Of all the lines in the records below, copy only those that contain the string "chart".

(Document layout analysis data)
--*--
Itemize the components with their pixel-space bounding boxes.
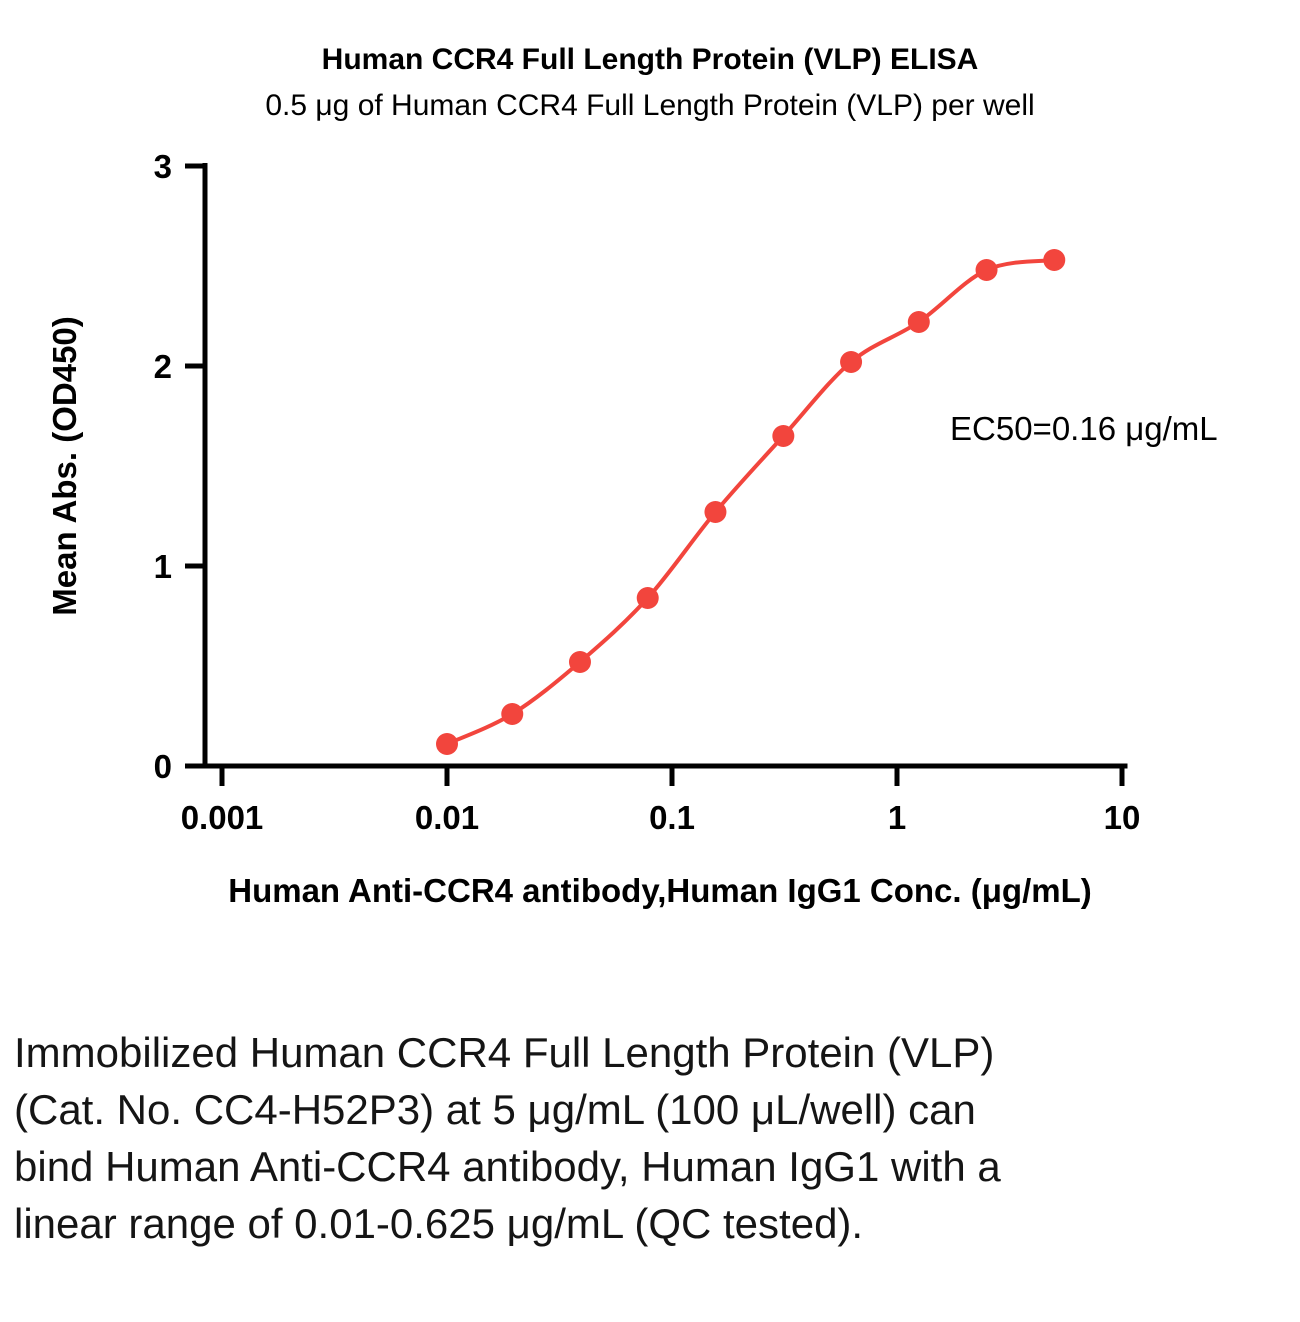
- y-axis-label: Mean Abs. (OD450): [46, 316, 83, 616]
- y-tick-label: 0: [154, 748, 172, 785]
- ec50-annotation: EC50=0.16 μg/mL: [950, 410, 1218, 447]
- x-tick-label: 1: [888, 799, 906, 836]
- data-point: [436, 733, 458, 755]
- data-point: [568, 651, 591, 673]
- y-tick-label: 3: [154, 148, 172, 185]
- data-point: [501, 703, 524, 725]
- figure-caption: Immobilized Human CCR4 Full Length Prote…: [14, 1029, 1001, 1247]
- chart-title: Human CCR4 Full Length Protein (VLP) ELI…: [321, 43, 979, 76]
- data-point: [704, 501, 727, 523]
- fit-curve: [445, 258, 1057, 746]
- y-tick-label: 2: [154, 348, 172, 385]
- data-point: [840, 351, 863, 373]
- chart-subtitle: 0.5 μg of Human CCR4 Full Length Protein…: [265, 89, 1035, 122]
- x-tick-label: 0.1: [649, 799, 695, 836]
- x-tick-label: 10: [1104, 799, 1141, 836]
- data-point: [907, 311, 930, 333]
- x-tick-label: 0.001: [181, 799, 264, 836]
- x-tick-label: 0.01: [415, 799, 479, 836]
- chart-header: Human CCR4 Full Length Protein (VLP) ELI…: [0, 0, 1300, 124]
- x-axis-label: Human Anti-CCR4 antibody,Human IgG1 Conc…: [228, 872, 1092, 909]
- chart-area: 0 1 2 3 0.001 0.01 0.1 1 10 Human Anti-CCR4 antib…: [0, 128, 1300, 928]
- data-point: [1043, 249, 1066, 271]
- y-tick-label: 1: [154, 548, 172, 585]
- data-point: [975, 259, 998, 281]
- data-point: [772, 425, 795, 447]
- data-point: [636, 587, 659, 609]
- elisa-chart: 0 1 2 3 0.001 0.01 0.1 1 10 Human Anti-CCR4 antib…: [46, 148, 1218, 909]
--*--
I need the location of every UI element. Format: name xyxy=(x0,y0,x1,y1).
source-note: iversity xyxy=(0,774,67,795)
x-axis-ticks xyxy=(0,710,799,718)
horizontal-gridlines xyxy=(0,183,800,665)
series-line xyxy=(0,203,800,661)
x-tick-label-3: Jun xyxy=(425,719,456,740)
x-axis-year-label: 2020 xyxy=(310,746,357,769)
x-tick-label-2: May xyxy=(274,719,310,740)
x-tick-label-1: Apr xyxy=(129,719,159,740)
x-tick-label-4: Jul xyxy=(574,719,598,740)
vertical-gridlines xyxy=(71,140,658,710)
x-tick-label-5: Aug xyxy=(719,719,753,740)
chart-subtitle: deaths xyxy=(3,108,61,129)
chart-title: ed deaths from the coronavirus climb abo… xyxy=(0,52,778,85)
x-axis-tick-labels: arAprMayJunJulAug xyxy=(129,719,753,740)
--*--
* [Result below]
- chart-title: Human CCR4 Full Length Protein (VLP) ELI…: [321, 43, 979, 76]
- chart-subtitle: 0.5 μg of Human CCR4 Full Length Protein…: [265, 89, 1035, 122]
- chart-header: Human CCR4 Full Length Protein (VLP) ELI…: [0, 0, 1300, 124]
- chart-area: 0 1 2 3 0.001 0.01 0.1 1 10 Human Anti-CCR4 antib…: [0, 128, 1300, 928]
- elisa-chart: 0 1 2 3 0.001 0.01 0.1 1 10 Human Anti-CCR4 antib…: [46, 148, 1218, 909]
chart-subtitle: deaths xyxy=(3,108,61,129)
chart-title: ed deaths from the coronavirus climb abo… xyxy=(0,52,778,85)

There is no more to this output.